* begin DATA LISTING *

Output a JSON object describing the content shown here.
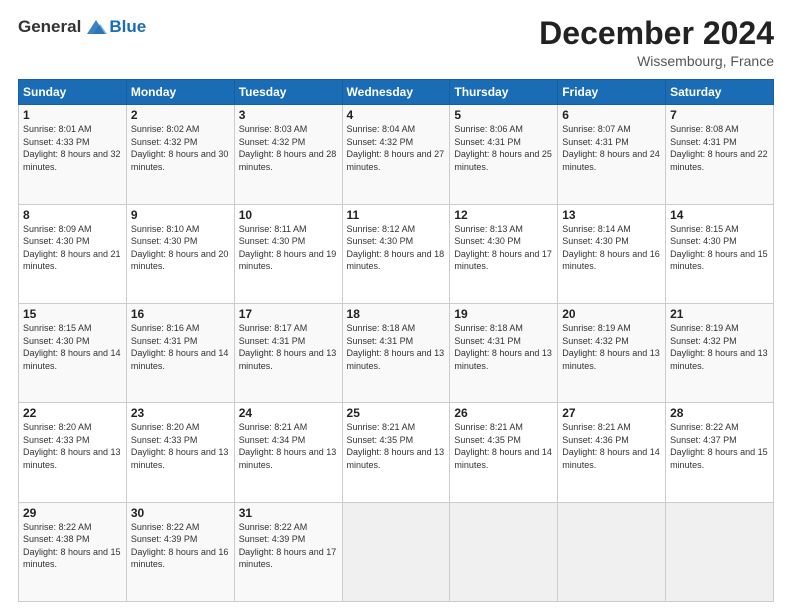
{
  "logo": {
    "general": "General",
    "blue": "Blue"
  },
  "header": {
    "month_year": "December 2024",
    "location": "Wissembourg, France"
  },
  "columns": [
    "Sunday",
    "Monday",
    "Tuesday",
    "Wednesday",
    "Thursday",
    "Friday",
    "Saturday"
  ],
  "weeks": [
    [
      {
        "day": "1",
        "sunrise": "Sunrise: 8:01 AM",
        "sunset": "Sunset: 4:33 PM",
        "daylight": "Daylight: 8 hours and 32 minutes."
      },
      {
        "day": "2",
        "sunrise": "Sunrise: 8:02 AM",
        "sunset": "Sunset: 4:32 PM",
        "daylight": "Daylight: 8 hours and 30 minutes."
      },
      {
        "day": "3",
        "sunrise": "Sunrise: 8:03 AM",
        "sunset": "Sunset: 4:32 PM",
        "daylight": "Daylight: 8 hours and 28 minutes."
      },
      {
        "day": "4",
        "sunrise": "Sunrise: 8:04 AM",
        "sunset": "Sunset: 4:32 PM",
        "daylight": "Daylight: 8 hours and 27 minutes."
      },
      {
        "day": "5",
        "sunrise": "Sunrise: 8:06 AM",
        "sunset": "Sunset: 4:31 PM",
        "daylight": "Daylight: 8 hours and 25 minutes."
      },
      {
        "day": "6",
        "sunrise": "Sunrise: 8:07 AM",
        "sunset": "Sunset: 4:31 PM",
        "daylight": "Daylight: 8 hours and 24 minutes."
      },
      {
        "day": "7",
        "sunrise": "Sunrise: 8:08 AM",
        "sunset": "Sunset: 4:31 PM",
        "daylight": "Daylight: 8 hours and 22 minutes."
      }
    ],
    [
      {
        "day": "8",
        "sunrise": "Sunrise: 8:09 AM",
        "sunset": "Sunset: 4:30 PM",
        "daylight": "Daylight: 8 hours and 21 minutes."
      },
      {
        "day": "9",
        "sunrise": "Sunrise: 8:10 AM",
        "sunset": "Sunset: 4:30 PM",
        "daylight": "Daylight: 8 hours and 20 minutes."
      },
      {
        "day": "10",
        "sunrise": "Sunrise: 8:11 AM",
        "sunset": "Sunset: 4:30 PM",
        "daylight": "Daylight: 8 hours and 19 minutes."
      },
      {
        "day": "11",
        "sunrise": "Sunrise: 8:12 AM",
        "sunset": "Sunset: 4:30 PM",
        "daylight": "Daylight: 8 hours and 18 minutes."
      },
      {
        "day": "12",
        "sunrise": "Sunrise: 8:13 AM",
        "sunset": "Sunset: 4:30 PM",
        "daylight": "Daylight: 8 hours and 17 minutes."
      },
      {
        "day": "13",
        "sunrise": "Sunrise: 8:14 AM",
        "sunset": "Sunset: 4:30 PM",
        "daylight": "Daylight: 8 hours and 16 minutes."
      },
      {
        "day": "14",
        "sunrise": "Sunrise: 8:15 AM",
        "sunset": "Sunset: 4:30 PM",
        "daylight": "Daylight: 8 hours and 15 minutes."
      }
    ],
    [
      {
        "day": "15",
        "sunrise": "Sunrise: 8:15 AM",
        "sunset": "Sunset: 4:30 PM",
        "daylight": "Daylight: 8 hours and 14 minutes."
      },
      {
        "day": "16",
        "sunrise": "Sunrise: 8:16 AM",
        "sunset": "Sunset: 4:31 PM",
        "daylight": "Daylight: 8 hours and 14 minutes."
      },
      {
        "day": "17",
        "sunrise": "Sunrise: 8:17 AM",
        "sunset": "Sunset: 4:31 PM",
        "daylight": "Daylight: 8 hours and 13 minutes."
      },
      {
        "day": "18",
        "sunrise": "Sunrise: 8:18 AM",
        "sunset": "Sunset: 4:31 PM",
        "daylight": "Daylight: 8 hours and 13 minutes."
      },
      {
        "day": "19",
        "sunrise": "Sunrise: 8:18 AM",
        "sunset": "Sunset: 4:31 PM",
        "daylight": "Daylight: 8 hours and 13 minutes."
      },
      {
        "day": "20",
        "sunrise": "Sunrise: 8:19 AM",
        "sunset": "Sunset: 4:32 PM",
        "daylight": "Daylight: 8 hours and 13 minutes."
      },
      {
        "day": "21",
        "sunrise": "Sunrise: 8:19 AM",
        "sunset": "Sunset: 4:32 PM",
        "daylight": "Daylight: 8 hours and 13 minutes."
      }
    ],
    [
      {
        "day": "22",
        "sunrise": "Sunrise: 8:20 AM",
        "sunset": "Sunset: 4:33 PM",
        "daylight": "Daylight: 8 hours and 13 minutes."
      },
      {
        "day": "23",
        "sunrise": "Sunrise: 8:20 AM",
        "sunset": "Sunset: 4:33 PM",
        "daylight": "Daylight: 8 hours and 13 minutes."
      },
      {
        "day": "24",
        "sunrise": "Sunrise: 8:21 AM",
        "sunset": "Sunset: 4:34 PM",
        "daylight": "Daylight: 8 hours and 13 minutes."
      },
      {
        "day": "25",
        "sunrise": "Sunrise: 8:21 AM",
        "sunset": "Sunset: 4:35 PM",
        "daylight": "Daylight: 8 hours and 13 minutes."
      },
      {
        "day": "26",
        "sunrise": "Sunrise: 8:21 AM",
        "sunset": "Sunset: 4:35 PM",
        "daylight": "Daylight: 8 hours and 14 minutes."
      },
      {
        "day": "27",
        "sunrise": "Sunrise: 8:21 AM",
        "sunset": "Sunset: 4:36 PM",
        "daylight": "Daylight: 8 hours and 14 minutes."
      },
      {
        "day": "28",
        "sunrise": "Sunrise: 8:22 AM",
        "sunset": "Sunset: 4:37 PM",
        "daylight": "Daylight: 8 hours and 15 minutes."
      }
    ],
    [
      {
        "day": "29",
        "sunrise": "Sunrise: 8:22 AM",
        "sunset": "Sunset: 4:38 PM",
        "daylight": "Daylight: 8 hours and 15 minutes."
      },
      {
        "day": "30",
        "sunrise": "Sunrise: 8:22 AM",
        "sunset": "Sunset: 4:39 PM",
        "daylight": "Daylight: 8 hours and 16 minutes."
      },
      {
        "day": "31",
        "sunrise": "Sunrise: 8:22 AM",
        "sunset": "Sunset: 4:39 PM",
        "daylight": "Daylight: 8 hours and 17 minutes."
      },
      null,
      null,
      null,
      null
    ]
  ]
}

* end DATA LISTING *

None of the pictures should appear; repeat the records exactly otherwise.

Output a JSON object describing the content shown here.
{
  "logo": {
    "general": "General",
    "blue": "Blue"
  },
  "header": {
    "month_year": "December 2024",
    "location": "Wissembourg, France"
  },
  "columns": [
    "Sunday",
    "Monday",
    "Tuesday",
    "Wednesday",
    "Thursday",
    "Friday",
    "Saturday"
  ],
  "weeks": [
    [
      {
        "day": "1",
        "sunrise": "Sunrise: 8:01 AM",
        "sunset": "Sunset: 4:33 PM",
        "daylight": "Daylight: 8 hours and 32 minutes."
      },
      {
        "day": "2",
        "sunrise": "Sunrise: 8:02 AM",
        "sunset": "Sunset: 4:32 PM",
        "daylight": "Daylight: 8 hours and 30 minutes."
      },
      {
        "day": "3",
        "sunrise": "Sunrise: 8:03 AM",
        "sunset": "Sunset: 4:32 PM",
        "daylight": "Daylight: 8 hours and 28 minutes."
      },
      {
        "day": "4",
        "sunrise": "Sunrise: 8:04 AM",
        "sunset": "Sunset: 4:32 PM",
        "daylight": "Daylight: 8 hours and 27 minutes."
      },
      {
        "day": "5",
        "sunrise": "Sunrise: 8:06 AM",
        "sunset": "Sunset: 4:31 PM",
        "daylight": "Daylight: 8 hours and 25 minutes."
      },
      {
        "day": "6",
        "sunrise": "Sunrise: 8:07 AM",
        "sunset": "Sunset: 4:31 PM",
        "daylight": "Daylight: 8 hours and 24 minutes."
      },
      {
        "day": "7",
        "sunrise": "Sunrise: 8:08 AM",
        "sunset": "Sunset: 4:31 PM",
        "daylight": "Daylight: 8 hours and 22 minutes."
      }
    ],
    [
      {
        "day": "8",
        "sunrise": "Sunrise: 8:09 AM",
        "sunset": "Sunset: 4:30 PM",
        "daylight": "Daylight: 8 hours and 21 minutes."
      },
      {
        "day": "9",
        "sunrise": "Sunrise: 8:10 AM",
        "sunset": "Sunset: 4:30 PM",
        "daylight": "Daylight: 8 hours and 20 minutes."
      },
      {
        "day": "10",
        "sunrise": "Sunrise: 8:11 AM",
        "sunset": "Sunset: 4:30 PM",
        "daylight": "Daylight: 8 hours and 19 minutes."
      },
      {
        "day": "11",
        "sunrise": "Sunrise: 8:12 AM",
        "sunset": "Sunset: 4:30 PM",
        "daylight": "Daylight: 8 hours and 18 minutes."
      },
      {
        "day": "12",
        "sunrise": "Sunrise: 8:13 AM",
        "sunset": "Sunset: 4:30 PM",
        "daylight": "Daylight: 8 hours and 17 minutes."
      },
      {
        "day": "13",
        "sunrise": "Sunrise: 8:14 AM",
        "sunset": "Sunset: 4:30 PM",
        "daylight": "Daylight: 8 hours and 16 minutes."
      },
      {
        "day": "14",
        "sunrise": "Sunrise: 8:15 AM",
        "sunset": "Sunset: 4:30 PM",
        "daylight": "Daylight: 8 hours and 15 minutes."
      }
    ],
    [
      {
        "day": "15",
        "sunrise": "Sunrise: 8:15 AM",
        "sunset": "Sunset: 4:30 PM",
        "daylight": "Daylight: 8 hours and 14 minutes."
      },
      {
        "day": "16",
        "sunrise": "Sunrise: 8:16 AM",
        "sunset": "Sunset: 4:31 PM",
        "daylight": "Daylight: 8 hours and 14 minutes."
      },
      {
        "day": "17",
        "sunrise": "Sunrise: 8:17 AM",
        "sunset": "Sunset: 4:31 PM",
        "daylight": "Daylight: 8 hours and 13 minutes."
      },
      {
        "day": "18",
        "sunrise": "Sunrise: 8:18 AM",
        "sunset": "Sunset: 4:31 PM",
        "daylight": "Daylight: 8 hours and 13 minutes."
      },
      {
        "day": "19",
        "sunrise": "Sunrise: 8:18 AM",
        "sunset": "Sunset: 4:31 PM",
        "daylight": "Daylight: 8 hours and 13 minutes."
      },
      {
        "day": "20",
        "sunrise": "Sunrise: 8:19 AM",
        "sunset": "Sunset: 4:32 PM",
        "daylight": "Daylight: 8 hours and 13 minutes."
      },
      {
        "day": "21",
        "sunrise": "Sunrise: 8:19 AM",
        "sunset": "Sunset: 4:32 PM",
        "daylight": "Daylight: 8 hours and 13 minutes."
      }
    ],
    [
      {
        "day": "22",
        "sunrise": "Sunrise: 8:20 AM",
        "sunset": "Sunset: 4:33 PM",
        "daylight": "Daylight: 8 hours and 13 minutes."
      },
      {
        "day": "23",
        "sunrise": "Sunrise: 8:20 AM",
        "sunset": "Sunset: 4:33 PM",
        "daylight": "Daylight: 8 hours and 13 minutes."
      },
      {
        "day": "24",
        "sunrise": "Sunrise: 8:21 AM",
        "sunset": "Sunset: 4:34 PM",
        "daylight": "Daylight: 8 hours and 13 minutes."
      },
      {
        "day": "25",
        "sunrise": "Sunrise: 8:21 AM",
        "sunset": "Sunset: 4:35 PM",
        "daylight": "Daylight: 8 hours and 13 minutes."
      },
      {
        "day": "26",
        "sunrise": "Sunrise: 8:21 AM",
        "sunset": "Sunset: 4:35 PM",
        "daylight": "Daylight: 8 hours and 14 minutes."
      },
      {
        "day": "27",
        "sunrise": "Sunrise: 8:21 AM",
        "sunset": "Sunset: 4:36 PM",
        "daylight": "Daylight: 8 hours and 14 minutes."
      },
      {
        "day": "28",
        "sunrise": "Sunrise: 8:22 AM",
        "sunset": "Sunset: 4:37 PM",
        "daylight": "Daylight: 8 hours and 15 minutes."
      }
    ],
    [
      {
        "day": "29",
        "sunrise": "Sunrise: 8:22 AM",
        "sunset": "Sunset: 4:38 PM",
        "daylight": "Daylight: 8 hours and 15 minutes."
      },
      {
        "day": "30",
        "sunrise": "Sunrise: 8:22 AM",
        "sunset": "Sunset: 4:39 PM",
        "daylight": "Daylight: 8 hours and 16 minutes."
      },
      {
        "day": "31",
        "sunrise": "Sunrise: 8:22 AM",
        "sunset": "Sunset: 4:39 PM",
        "daylight": "Daylight: 8 hours and 17 minutes."
      },
      null,
      null,
      null,
      null
    ]
  ]
}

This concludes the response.